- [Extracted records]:

•••

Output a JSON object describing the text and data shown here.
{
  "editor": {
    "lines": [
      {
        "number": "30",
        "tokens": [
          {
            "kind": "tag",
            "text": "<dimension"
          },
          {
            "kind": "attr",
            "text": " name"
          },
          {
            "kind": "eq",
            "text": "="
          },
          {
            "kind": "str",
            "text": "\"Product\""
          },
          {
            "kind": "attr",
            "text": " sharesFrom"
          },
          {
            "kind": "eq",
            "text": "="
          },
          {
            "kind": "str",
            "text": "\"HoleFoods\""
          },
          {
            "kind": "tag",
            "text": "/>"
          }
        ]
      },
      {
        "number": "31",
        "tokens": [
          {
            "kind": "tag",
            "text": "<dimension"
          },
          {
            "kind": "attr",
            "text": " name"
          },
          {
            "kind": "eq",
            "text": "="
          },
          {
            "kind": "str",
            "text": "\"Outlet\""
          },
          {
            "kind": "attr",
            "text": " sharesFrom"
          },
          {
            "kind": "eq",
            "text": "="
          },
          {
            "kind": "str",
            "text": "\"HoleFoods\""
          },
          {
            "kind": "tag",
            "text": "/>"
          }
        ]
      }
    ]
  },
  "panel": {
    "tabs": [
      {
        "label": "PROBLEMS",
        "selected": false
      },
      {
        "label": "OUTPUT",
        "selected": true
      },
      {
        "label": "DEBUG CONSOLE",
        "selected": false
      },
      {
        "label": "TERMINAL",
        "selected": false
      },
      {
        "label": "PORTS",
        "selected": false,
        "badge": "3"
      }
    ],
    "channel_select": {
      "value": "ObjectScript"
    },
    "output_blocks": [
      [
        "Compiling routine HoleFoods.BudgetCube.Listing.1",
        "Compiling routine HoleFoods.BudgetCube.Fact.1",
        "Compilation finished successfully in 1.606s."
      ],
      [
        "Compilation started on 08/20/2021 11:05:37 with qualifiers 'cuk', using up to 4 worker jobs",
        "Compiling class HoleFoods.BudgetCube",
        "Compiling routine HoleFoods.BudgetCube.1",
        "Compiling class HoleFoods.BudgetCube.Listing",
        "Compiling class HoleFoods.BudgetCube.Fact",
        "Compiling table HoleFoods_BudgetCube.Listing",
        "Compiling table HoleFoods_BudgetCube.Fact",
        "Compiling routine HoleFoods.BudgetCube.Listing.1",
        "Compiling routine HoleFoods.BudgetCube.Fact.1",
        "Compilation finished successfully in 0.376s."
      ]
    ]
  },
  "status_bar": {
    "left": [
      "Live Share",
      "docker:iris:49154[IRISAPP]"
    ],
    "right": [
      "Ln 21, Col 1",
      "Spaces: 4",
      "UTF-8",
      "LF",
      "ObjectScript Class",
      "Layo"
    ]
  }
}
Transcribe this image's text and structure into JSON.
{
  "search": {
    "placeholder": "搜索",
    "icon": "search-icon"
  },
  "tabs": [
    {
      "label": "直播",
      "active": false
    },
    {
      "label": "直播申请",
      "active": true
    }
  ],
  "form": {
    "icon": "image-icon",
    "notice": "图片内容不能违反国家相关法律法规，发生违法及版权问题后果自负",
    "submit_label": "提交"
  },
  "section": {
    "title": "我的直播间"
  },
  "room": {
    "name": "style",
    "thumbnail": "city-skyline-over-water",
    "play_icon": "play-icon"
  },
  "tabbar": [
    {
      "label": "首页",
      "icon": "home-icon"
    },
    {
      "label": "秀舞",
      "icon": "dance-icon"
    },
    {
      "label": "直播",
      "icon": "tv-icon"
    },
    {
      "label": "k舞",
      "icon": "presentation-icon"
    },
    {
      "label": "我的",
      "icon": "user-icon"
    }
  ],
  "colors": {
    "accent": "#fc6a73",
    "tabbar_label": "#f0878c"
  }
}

•••

- [Aim]: Retype the material in full. Each word must match.

- [Result of the task]:
Output a JSON object describing the text and data shown here.
{
  "editor": {
    "lines": [
      {
        "number": "30",
        "tokens": [
          {
            "kind": "tag",
            "text": "<dimension"
          },
          {
            "kind": "attr",
            "text": " name"
          },
          {
            "kind": "eq",
            "text": "="
          },
          {
            "kind": "str",
            "text": "\"Product\""
          },
          {
            "kind": "attr",
            "text": " sharesFrom"
          },
          {
            "kind": "eq",
            "text": "="
          },
          {
            "kind": "str",
            "text": "\"HoleFoods\""
          },
          {
            "kind": "tag",
            "text": "/>"
          }
        ]
      },
      {
        "number": "31",
        "tokens": [
          {
            "kind": "tag",
            "text": "<dimension"
          },
          {
            "kind": "attr",
            "text": " name"
          },
          {
            "kind": "eq",
            "text": "="
          },
          {
            "kind": "str",
            "text": "\"Outlet\""
          },
          {
            "kind": "attr",
            "text": " sharesFrom"
          },
          {
            "kind": "eq",
            "text": "="
          },
          {
            "kind": "str",
            "text": "\"HoleFoods\""
          },
          {
            "kind": "tag",
            "text": "/>"
          }
        ]
      }
    ]
  },
  "panel": {
    "tabs": [
      {
        "label": "PROBLEMS",
        "selected": false
      },
      {
        "label": "OUTPUT",
        "selected": true
      },
      {
        "label": "DEBUG CONSOLE",
        "selected": false
      },
      {
        "label": "TERMINAL",
        "selected": false
      },
      {
        "label": "PORTS",
        "selected": false,
        "badge": "3"
      }
    ],
    "channel_select": {
      "value": "ObjectScript"
    },
    "output_blocks": [
      [
        "Compiling routine HoleFoods.BudgetCube.Listing.1",
        "Compiling routine HoleFoods.BudgetCube.Fact.1",
        "Compilation finished successfully in 1.606s."
      ],
      [
        "Compilation started on 08/20/2021 11:05:37 with qualifiers 'cuk', using up to 4 worker jobs",
        "Compiling class HoleFoods.BudgetCube",
        "Compiling routine HoleFoods.BudgetCube.1",
        "Compiling class HoleFoods.BudgetCube.Listing",
        "Compiling class HoleFoods.BudgetCube.Fact",
        "Compiling table HoleFoods_BudgetCube.Listing",
        "Compiling table HoleFoods_BudgetCube.Fact",
        "Compiling routine HoleFoods.BudgetCube.Listing.1",
        "Compiling routine HoleFoods.BudgetCube.Fact.1",
        "Compilation finished successfully in 0.376s."
      ]
    ]
  },
  "status_bar": {
    "left": [
      "Live Share",
      "docker:iris:49154[IRISAPP]"
    ],
    "right": [
      "Ln 21, Col 1",
      "Spaces: 4",
      "UTF-8",
      "LF",
      "ObjectScript Class",
      "Layo"
    ]
  }
}
Transcribe this image's text and structure into JSON.
{
  "search": {
    "placeholder": "搜索",
    "icon": "search-icon"
  },
  "tabs": [
    {
      "label": "直播",
      "active": false
    },
    {
      "label": "直播申请",
      "active": true
    }
  ],
  "form": {
    "icon": "image-icon",
    "notice": "图片内容不能违反国家相关法律法规，发生违法及版权问题后果自负",
    "submit_label": "提交"
  },
  "section": {
    "title": "我的直播间"
  },
  "room": {
    "name": "style",
    "thumbnail": "city-skyline-over-water",
    "play_icon": "play-icon"
  },
  "tabbar": [
    {
      "label": "首页",
      "icon": "home-icon"
    },
    {
      "label": "秀舞",
      "icon": "dance-icon"
    },
    {
      "label": "直播",
      "icon": "tv-icon"
    },
    {
      "label": "k舞",
      "icon": "presentation-icon"
    },
    {
      "label": "我的",
      "icon": "user-icon"
    }
  ],
  "colors": {
    "accent": "#fc6a73",
    "tabbar_label": "#f0878c"
  }
}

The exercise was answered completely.